> Problem requirements:
Every line of the records must be repeated exactly; pictures stay out.
★ ★ ★
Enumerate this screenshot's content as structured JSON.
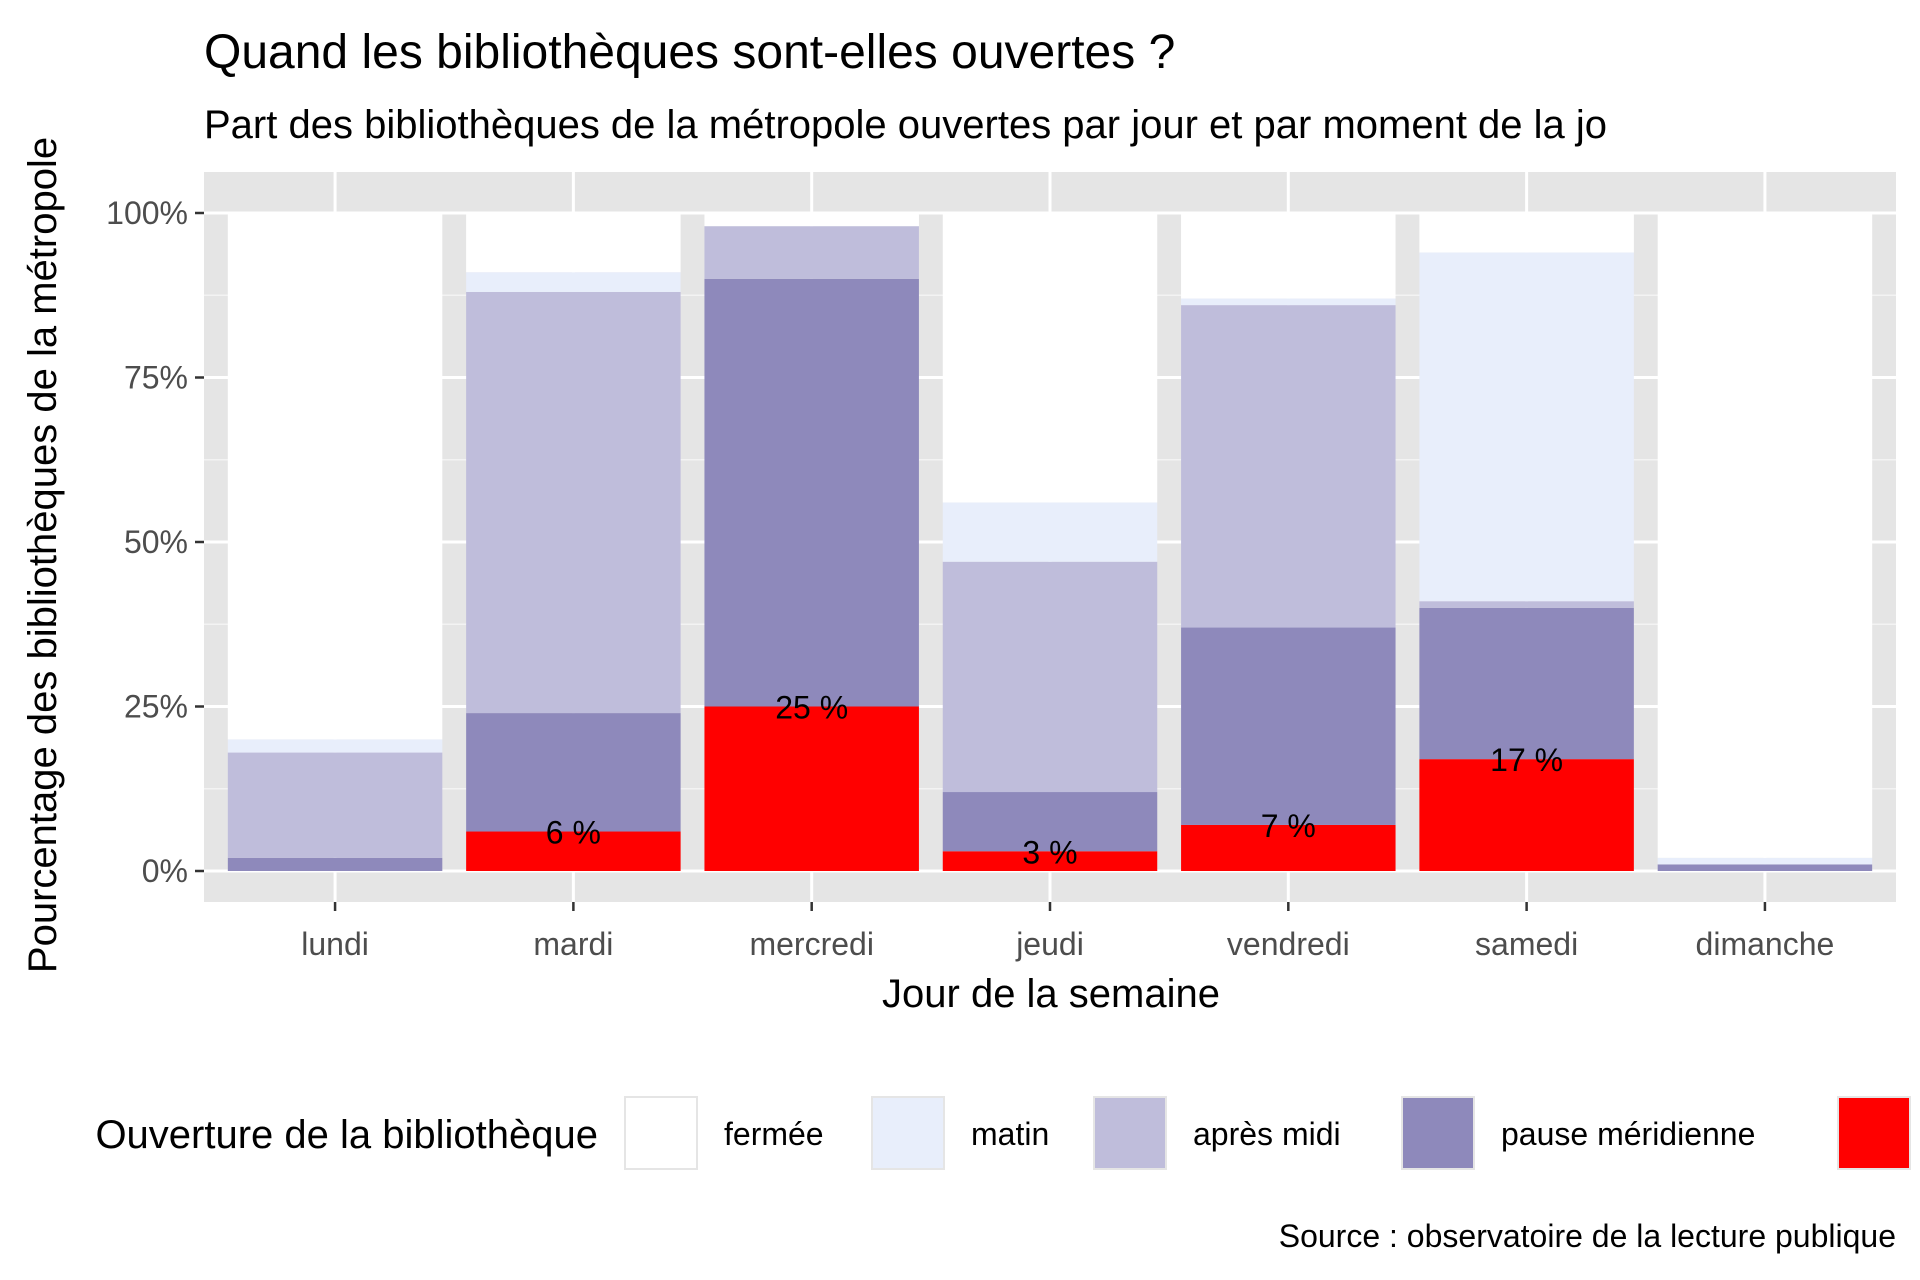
{
  "chart_data": {
    "type": "bar",
    "stacked": true,
    "title": "Quand les bibliothèques sont-elles ouvertes ?",
    "subtitle": "Part des bibliothèques de la métropole ouvertes par jour et par moment de la jo",
    "xlabel": "Jour de la semaine",
    "ylabel": "Pourcentage des bibliothèques de la métropole",
    "ylim": [
      0,
      100
    ],
    "yticks": [
      {
        "value": 0,
        "label": "0%"
      },
      {
        "value": 25,
        "label": "25%"
      },
      {
        "value": 50,
        "label": "50%"
      },
      {
        "value": 75,
        "label": "75%"
      },
      {
        "value": 100,
        "label": "100%"
      }
    ],
    "categories": [
      "lundi",
      "mardi",
      "mercredi",
      "jeudi",
      "vendredi",
      "samedi",
      "dimanche"
    ],
    "grid": true,
    "legend": {
      "title": "Ouverture de la bibliothèque",
      "position": "bottom"
    },
    "series": [
      {
        "name": "",
        "color": "#ff0000",
        "values": [
          0,
          6,
          25,
          3,
          7,
          17,
          0
        ]
      },
      {
        "name": "pause méridienne",
        "color": "#8e89bb",
        "values": [
          2,
          18,
          65,
          9,
          30,
          23,
          1
        ]
      },
      {
        "name": "après midi",
        "color": "#bfbddb",
        "values": [
          16,
          64,
          8,
          35,
          49,
          1,
          0
        ]
      },
      {
        "name": "matin",
        "color": "#e8eefb",
        "values": [
          2,
          3,
          0,
          9,
          1,
          53,
          1
        ]
      },
      {
        "name": "fermée",
        "color": "#ffffff",
        "values": [
          80,
          9,
          2,
          44,
          13,
          6,
          98
        ]
      }
    ],
    "legend_order": [
      "fermée",
      "matin",
      "après midi",
      "pause méridienne",
      ""
    ],
    "data_labels": [
      {
        "category": "mardi",
        "text": "6 %"
      },
      {
        "category": "mercredi",
        "text": "25 %"
      },
      {
        "category": "jeudi",
        "text": "3 %"
      },
      {
        "category": "vendredi",
        "text": "7 %"
      },
      {
        "category": "samedi",
        "text": "17 %"
      }
    ],
    "caption": "Source : observatoire de la lecture publique"
  }
}
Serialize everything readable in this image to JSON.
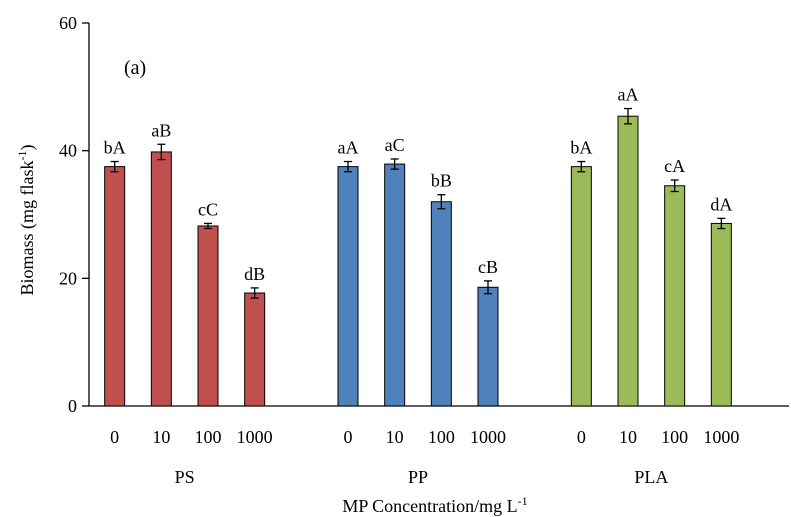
{
  "chart_data": {
    "type": "bar",
    "panel_label": "(a)",
    "xlabel": "MP Concentration/mg L",
    "xlabel_sup": "-1",
    "ylabel": "Biomass (mg flask",
    "ylabel_sup": "-1",
    "ylabel_end": ")",
    "ylim": [
      0,
      60
    ],
    "yticks": [
      0,
      20,
      40,
      60
    ],
    "grid": false,
    "groups": [
      {
        "name": "PS",
        "color": "#c0504d",
        "categories": [
          "0",
          "10",
          "100",
          "1000"
        ],
        "values": [
          37.5,
          39.8,
          28.2,
          17.7
        ],
        "errors": [
          0.8,
          1.2,
          0.4,
          0.8
        ],
        "labels": [
          "bA",
          "aB",
          "cC",
          "dB"
        ]
      },
      {
        "name": "PP",
        "color": "#4f81bd",
        "categories": [
          "0",
          "10",
          "100",
          "1000"
        ],
        "values": [
          37.5,
          37.9,
          32.0,
          18.6
        ],
        "errors": [
          0.8,
          0.8,
          1.1,
          1.0
        ],
        "labels": [
          "aA",
          "aC",
          "bB",
          "cB"
        ]
      },
      {
        "name": "PLA",
        "color": "#9bbb59",
        "categories": [
          "0",
          "10",
          "100",
          "1000"
        ],
        "values": [
          37.5,
          45.4,
          34.5,
          28.6
        ],
        "errors": [
          0.8,
          1.2,
          0.9,
          0.8
        ],
        "labels": [
          "bA",
          "aA",
          "cA",
          "dA"
        ]
      }
    ]
  }
}
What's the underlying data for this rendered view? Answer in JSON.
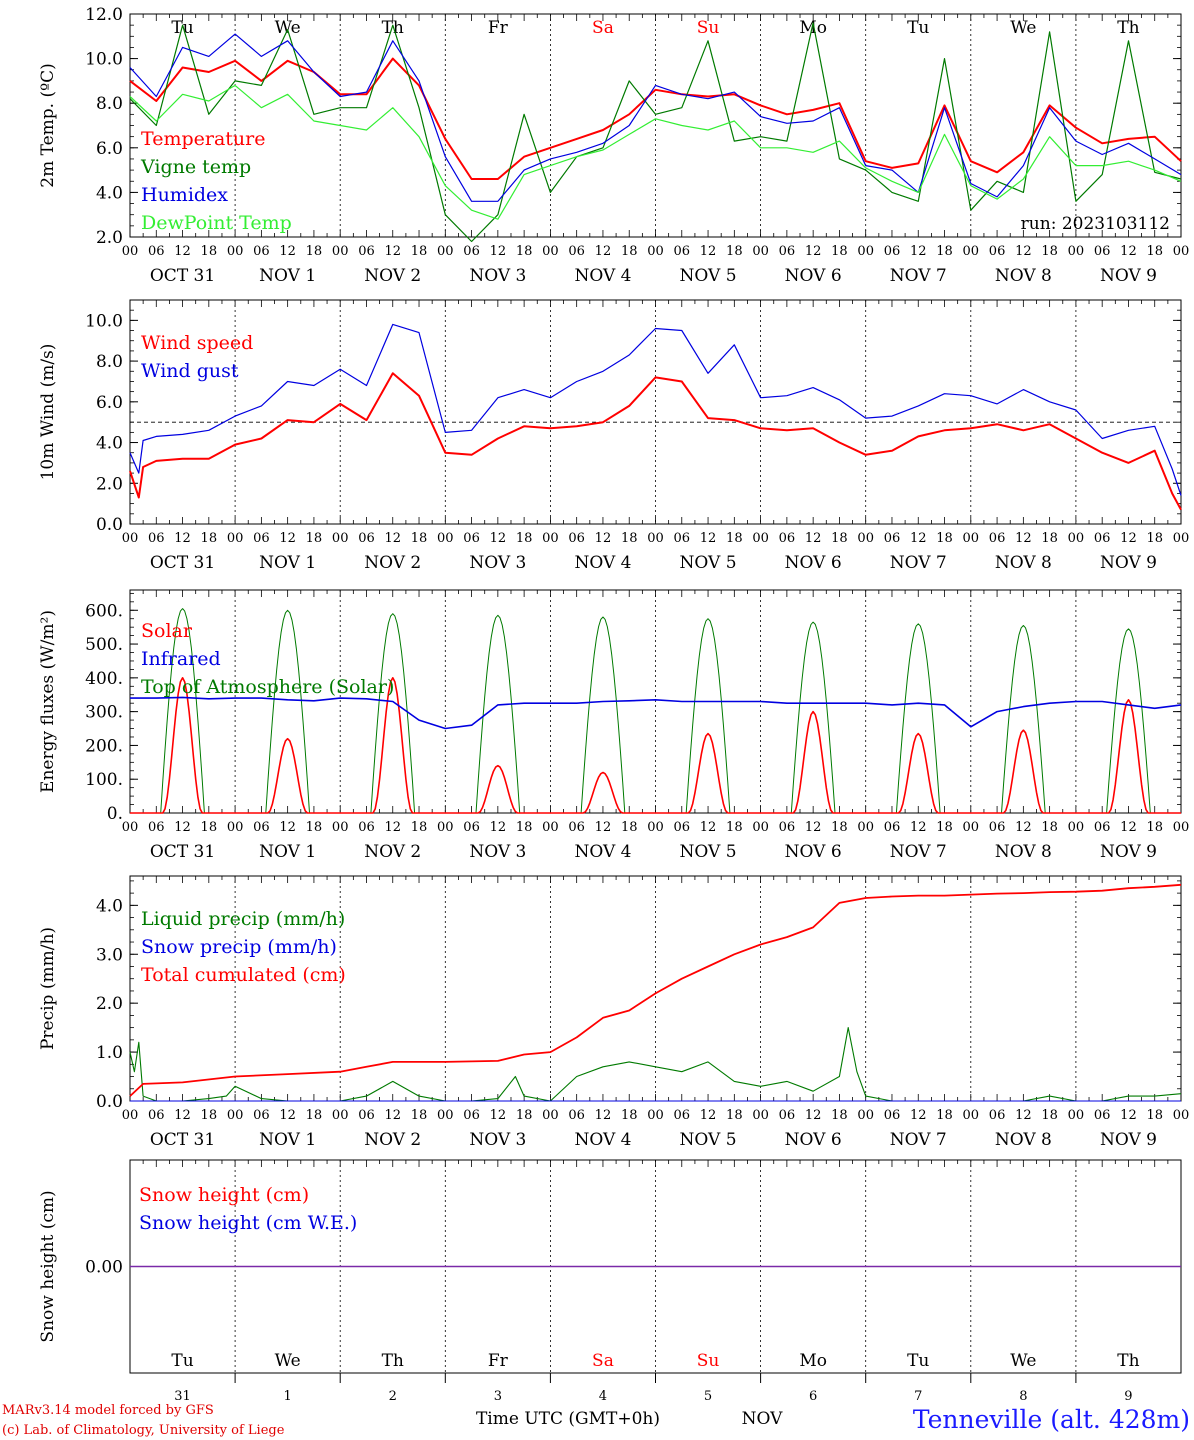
★ ★ ★
> Exercise answer:
Enumerate this screenshot's content as structured JSON.
{
  "chart_data": {
    "type": "bar",
    "stacked": true,
    "title": "Quand les bibliothèques sont-elles ouvertes ?",
    "subtitle": "Part des bibliothèques de la métropole ouvertes par jour et par moment de la jo",
    "xlabel": "Jour de la semaine",
    "ylabel": "Pourcentage des bibliothèques de la métropole",
    "ylim": [
      0,
      100
    ],
    "yticks": [
      {
        "value": 0,
        "label": "0%"
      },
      {
        "value": 25,
        "label": "25%"
      },
      {
        "value": 50,
        "label": "50%"
      },
      {
        "value": 75,
        "label": "75%"
      },
      {
        "value": 100,
        "label": "100%"
      }
    ],
    "categories": [
      "lundi",
      "mardi",
      "mercredi",
      "jeudi",
      "vendredi",
      "samedi",
      "dimanche"
    ],
    "grid": true,
    "legend": {
      "title": "Ouverture de la bibliothèque",
      "position": "bottom"
    },
    "series": [
      {
        "name": "",
        "color": "#ff0000",
        "values": [
          0,
          6,
          25,
          3,
          7,
          17,
          0
        ]
      },
      {
        "name": "pause méridienne",
        "color": "#8e89bb",
        "values": [
          2,
          18,
          65,
          9,
          30,
          23,
          1
        ]
      },
      {
        "name": "après midi",
        "color": "#bfbddb",
        "values": [
          16,
          64,
          8,
          35,
          49,
          1,
          0
        ]
      },
      {
        "name": "matin",
        "color": "#e8eefb",
        "values": [
          2,
          3,
          0,
          9,
          1,
          53,
          1
        ]
      },
      {
        "name": "fermée",
        "color": "#ffffff",
        "values": [
          80,
          9,
          2,
          44,
          13,
          6,
          98
        ]
      }
    ],
    "legend_order": [
      "fermée",
      "matin",
      "après midi",
      "pause méridienne",
      ""
    ],
    "data_labels": [
      {
        "category": "mardi",
        "text": "6 %"
      },
      {
        "category": "mercredi",
        "text": "25 %"
      },
      {
        "category": "jeudi",
        "text": "3 %"
      },
      {
        "category": "vendredi",
        "text": "7 %"
      },
      {
        "category": "samedi",
        "text": "17 %"
      }
    ],
    "caption": "Source : observatoire de la lecture publique"
  }
}
Serialize everything readable in this image to JSON.
{
  "chart_data": {
    "type": "bar",
    "panel_label": "(a)",
    "xlabel": "MP Concentration/mg L",
    "xlabel_sup": "-1",
    "ylabel": "Biomass (mg flask",
    "ylabel_sup": "-1",
    "ylabel_end": ")",
    "ylim": [
      0,
      60
    ],
    "yticks": [
      0,
      20,
      40,
      60
    ],
    "grid": false,
    "groups": [
      {
        "name": "PS",
        "color": "#c0504d",
        "categories": [
          "0",
          "10",
          "100",
          "1000"
        ],
        "values": [
          37.5,
          39.8,
          28.2,
          17.7
        ],
        "errors": [
          0.8,
          1.2,
          0.4,
          0.8
        ],
        "labels": [
          "bA",
          "aB",
          "cC",
          "dB"
        ]
      },
      {
        "name": "PP",
        "color": "#4f81bd",
        "categories": [
          "0",
          "10",
          "100",
          "1000"
        ],
        "values": [
          37.5,
          37.9,
          32.0,
          18.6
        ],
        "errors": [
          0.8,
          0.8,
          1.1,
          1.0
        ],
        "labels": [
          "aA",
          "aC",
          "bB",
          "cB"
        ]
      },
      {
        "name": "PLA",
        "color": "#9bbb59",
        "categories": [
          "0",
          "10",
          "100",
          "1000"
        ],
        "values": [
          37.5,
          45.4,
          34.5,
          28.6
        ],
        "errors": [
          0.8,
          1.2,
          0.9,
          0.8
        ],
        "labels": [
          "bA",
          "aA",
          "cA",
          "dA"
        ]
      }
    ]
  }
}
What's the underlying data for this rendered view? Answer in JSON.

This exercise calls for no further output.